#### [Written task]
Go through the lines below and copy each one that holds the string "титруют".

==========

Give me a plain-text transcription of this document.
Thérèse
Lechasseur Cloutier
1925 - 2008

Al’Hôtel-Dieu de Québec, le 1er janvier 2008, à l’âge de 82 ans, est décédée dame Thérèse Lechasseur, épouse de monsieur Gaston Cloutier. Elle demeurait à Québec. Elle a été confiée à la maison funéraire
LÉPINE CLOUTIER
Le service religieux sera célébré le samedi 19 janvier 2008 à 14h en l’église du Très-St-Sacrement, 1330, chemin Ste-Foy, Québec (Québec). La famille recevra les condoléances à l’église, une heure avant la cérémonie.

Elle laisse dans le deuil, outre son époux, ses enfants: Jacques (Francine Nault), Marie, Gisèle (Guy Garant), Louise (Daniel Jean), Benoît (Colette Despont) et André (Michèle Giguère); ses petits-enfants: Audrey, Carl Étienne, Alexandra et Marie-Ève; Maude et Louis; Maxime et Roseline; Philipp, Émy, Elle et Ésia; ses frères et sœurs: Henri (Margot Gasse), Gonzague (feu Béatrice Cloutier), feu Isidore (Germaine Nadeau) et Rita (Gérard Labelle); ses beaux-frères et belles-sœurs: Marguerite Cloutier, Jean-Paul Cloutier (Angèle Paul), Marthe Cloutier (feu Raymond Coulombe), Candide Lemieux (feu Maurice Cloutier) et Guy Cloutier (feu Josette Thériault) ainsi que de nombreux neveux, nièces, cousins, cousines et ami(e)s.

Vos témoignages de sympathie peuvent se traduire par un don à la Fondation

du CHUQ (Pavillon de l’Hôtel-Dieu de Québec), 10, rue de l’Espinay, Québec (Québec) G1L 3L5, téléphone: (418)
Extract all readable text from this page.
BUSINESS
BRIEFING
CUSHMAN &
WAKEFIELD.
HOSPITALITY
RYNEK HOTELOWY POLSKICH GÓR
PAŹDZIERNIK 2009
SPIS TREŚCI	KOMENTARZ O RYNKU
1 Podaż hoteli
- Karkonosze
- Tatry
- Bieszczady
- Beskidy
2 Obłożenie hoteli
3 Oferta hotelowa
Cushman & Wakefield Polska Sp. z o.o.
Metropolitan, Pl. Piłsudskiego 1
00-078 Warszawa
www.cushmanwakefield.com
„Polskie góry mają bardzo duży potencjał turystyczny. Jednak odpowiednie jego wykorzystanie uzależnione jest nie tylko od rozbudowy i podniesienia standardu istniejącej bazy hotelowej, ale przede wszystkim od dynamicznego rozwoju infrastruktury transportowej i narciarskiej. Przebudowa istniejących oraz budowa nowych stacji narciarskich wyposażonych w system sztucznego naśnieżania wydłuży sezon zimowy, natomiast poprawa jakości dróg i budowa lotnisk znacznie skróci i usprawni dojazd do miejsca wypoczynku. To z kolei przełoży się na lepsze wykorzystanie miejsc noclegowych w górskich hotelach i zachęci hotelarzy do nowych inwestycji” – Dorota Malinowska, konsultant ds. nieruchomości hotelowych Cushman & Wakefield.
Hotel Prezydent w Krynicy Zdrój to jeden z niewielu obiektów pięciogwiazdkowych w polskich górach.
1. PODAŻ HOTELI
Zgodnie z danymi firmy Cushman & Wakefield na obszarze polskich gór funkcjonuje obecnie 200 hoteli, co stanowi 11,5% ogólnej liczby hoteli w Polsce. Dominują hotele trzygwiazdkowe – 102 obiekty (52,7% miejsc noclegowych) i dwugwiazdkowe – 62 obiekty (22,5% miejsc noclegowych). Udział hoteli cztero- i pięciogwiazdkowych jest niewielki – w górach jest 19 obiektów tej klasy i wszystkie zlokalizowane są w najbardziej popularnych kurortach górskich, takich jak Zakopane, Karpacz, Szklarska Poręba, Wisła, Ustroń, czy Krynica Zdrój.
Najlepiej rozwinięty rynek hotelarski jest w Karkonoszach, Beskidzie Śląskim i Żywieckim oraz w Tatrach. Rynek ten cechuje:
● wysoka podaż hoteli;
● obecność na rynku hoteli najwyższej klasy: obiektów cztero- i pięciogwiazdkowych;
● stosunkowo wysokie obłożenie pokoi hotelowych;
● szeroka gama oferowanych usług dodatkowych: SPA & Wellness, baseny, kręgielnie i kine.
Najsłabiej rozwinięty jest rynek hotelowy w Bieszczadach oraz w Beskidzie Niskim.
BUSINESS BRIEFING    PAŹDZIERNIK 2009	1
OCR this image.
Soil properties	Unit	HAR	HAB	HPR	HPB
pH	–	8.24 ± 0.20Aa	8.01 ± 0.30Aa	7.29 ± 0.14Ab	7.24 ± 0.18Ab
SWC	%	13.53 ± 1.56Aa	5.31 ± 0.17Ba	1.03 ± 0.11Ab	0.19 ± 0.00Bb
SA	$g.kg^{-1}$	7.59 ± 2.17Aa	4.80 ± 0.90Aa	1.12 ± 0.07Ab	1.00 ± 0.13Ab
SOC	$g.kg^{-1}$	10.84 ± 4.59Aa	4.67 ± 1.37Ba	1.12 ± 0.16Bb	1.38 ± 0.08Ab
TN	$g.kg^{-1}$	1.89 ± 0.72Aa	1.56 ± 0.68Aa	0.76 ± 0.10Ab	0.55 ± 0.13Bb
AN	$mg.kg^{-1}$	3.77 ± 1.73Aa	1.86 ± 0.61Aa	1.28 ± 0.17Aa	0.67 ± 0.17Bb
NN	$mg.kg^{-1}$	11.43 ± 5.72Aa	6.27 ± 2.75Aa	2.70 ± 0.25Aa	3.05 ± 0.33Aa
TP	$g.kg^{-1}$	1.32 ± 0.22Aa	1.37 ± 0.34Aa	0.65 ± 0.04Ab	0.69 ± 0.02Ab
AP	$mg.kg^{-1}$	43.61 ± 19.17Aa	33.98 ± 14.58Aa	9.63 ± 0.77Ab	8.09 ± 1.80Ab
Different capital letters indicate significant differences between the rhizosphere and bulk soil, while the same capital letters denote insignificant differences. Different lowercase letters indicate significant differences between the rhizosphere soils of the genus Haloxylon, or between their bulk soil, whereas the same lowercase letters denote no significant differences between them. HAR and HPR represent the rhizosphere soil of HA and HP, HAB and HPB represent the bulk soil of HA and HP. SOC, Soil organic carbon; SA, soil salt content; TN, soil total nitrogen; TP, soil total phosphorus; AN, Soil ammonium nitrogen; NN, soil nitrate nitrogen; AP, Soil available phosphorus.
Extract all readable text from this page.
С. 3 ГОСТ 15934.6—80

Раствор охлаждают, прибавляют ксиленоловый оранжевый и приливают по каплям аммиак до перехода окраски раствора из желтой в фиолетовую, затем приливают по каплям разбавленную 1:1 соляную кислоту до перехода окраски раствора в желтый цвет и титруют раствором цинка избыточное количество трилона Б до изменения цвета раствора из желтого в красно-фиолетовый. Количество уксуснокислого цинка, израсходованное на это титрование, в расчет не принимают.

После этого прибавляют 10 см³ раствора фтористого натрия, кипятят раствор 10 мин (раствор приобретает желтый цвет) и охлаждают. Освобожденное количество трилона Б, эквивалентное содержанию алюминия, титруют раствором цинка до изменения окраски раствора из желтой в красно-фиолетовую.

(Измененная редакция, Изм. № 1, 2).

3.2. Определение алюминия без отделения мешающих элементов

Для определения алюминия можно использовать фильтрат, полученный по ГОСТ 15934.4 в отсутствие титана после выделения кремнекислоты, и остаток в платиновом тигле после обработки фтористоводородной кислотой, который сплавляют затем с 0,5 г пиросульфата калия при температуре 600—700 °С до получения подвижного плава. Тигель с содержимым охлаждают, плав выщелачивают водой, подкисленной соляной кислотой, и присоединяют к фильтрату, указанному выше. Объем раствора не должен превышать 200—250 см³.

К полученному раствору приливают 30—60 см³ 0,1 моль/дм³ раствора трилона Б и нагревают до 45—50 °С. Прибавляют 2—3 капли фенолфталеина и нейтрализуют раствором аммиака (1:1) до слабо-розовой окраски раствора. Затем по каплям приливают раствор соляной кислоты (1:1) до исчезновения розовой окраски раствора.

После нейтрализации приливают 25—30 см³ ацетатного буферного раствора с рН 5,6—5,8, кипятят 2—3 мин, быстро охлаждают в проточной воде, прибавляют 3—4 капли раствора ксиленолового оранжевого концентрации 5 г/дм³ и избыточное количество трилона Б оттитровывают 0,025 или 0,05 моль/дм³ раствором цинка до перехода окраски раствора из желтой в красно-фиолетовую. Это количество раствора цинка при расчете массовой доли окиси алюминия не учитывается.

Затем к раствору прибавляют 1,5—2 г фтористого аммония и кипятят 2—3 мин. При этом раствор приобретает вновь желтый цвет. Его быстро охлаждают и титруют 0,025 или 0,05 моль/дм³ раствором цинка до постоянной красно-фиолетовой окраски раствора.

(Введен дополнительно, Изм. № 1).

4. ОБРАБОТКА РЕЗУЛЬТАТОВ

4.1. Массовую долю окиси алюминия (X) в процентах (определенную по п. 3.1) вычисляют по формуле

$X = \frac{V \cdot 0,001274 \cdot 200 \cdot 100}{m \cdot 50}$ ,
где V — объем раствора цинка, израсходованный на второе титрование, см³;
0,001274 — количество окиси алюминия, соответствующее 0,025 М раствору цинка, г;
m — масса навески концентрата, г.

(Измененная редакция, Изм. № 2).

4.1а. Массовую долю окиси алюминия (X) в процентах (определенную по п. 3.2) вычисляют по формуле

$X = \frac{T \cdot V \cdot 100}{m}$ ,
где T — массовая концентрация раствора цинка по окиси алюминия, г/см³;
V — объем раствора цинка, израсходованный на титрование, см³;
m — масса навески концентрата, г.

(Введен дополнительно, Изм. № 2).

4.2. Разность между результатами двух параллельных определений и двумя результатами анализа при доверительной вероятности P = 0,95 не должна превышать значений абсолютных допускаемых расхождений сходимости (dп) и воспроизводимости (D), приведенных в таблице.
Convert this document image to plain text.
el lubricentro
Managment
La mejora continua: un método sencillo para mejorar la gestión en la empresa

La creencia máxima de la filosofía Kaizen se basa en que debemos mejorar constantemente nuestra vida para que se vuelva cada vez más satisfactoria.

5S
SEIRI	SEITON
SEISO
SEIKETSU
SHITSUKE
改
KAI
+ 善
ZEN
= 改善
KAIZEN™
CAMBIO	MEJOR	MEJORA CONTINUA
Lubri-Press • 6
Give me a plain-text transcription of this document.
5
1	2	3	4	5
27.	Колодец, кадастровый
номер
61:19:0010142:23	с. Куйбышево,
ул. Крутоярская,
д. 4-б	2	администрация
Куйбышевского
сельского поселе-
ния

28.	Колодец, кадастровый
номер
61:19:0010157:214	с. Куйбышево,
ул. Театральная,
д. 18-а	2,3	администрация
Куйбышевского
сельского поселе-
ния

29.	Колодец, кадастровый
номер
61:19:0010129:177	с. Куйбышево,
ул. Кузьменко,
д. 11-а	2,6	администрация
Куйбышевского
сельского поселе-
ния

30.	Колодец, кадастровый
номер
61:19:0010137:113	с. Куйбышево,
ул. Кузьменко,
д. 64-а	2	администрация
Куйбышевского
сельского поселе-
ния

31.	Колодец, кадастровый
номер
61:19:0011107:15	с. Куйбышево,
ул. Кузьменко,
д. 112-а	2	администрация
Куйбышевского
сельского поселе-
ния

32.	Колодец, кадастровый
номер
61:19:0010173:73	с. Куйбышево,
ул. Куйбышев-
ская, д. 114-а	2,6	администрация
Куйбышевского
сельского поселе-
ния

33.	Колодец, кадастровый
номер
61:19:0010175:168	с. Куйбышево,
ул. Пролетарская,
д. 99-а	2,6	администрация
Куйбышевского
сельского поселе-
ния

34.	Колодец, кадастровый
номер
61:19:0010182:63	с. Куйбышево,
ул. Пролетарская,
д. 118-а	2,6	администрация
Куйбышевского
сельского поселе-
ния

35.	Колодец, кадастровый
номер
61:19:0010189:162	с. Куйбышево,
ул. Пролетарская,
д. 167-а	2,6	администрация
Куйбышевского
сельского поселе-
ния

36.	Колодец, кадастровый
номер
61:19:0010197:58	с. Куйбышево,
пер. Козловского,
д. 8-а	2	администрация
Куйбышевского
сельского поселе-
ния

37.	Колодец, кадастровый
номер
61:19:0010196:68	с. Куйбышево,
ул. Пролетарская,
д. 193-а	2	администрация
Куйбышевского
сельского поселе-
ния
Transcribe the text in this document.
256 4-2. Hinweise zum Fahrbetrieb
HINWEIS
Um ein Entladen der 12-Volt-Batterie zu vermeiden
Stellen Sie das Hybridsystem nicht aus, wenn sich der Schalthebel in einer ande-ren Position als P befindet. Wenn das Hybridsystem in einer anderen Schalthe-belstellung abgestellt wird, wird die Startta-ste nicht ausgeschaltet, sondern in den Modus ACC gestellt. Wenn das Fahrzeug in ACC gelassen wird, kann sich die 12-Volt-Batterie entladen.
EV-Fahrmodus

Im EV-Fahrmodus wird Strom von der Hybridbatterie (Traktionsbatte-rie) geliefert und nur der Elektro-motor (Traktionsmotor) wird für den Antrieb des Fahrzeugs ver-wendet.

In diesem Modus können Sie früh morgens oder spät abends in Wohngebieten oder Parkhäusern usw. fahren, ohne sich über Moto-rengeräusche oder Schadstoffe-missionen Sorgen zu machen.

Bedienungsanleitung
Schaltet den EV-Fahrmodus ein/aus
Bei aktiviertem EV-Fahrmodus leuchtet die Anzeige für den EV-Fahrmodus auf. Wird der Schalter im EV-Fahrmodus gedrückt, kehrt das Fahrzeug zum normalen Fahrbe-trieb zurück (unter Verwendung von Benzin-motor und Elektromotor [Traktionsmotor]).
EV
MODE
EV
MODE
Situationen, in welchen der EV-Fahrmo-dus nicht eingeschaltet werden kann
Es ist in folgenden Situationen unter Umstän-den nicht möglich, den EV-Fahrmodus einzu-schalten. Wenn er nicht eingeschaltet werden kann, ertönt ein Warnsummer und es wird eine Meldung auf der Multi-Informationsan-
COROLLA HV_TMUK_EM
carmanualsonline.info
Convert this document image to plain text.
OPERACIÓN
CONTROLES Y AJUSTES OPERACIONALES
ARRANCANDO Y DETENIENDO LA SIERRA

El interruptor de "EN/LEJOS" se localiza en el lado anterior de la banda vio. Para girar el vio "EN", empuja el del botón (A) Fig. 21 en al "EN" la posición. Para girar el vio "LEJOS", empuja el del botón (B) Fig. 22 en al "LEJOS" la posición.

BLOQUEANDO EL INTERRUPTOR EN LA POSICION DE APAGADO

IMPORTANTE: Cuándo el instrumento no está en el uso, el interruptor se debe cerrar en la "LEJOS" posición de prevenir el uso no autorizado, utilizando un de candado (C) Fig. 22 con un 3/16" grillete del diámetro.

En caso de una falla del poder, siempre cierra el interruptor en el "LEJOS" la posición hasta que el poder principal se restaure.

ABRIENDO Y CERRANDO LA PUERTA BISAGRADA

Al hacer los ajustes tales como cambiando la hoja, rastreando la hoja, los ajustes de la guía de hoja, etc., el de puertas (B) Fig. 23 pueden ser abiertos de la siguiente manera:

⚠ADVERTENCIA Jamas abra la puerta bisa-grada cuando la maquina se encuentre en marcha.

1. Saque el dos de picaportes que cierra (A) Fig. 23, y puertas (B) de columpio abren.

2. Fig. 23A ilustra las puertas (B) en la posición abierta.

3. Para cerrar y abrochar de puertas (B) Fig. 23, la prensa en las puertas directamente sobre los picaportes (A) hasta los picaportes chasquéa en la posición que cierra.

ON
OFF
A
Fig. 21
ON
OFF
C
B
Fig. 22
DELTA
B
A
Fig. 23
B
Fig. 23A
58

==========

#### [Result for this task]
Раствор охлаждают, прибавляют ксиленоловый оранжевый и приливают по каплям аммиак до перехода окраски раствора из желтой в фиолетовую, затем приливают по каплям разбавленную 1:1 соляную кислоту до перехода окраски раствора в желтый цвет и титруют раствором цинка избыточное количество трилона Б до изменения цвета раствора из желтого в красно-фиолетовый. Количество уксуснокислого цинка, израсходованное на это титрование, в расчет не принимают.
После этого прибавляют 10 см³ раствора фтористого натрия, кипятят раствор 10 мин (раствор приобретает желтый цвет) и охлаждают. Освобожденное количество трилона Б, эквивалентное содержанию алюминия, титруют раствором цинка до изменения окраски раствора из желтой в красно-фиолетовую.
Затем к раствору прибавляют 1,5—2 г фтористого аммония и кипятят 2—3 мин. При этом раствор приобретает вновь желтый цвет. Его быстро охлаждают и титруют 0,025 или 0,05 моль/дм³ раствором цинка до постоянной красно-фиолетовой окраски раствора.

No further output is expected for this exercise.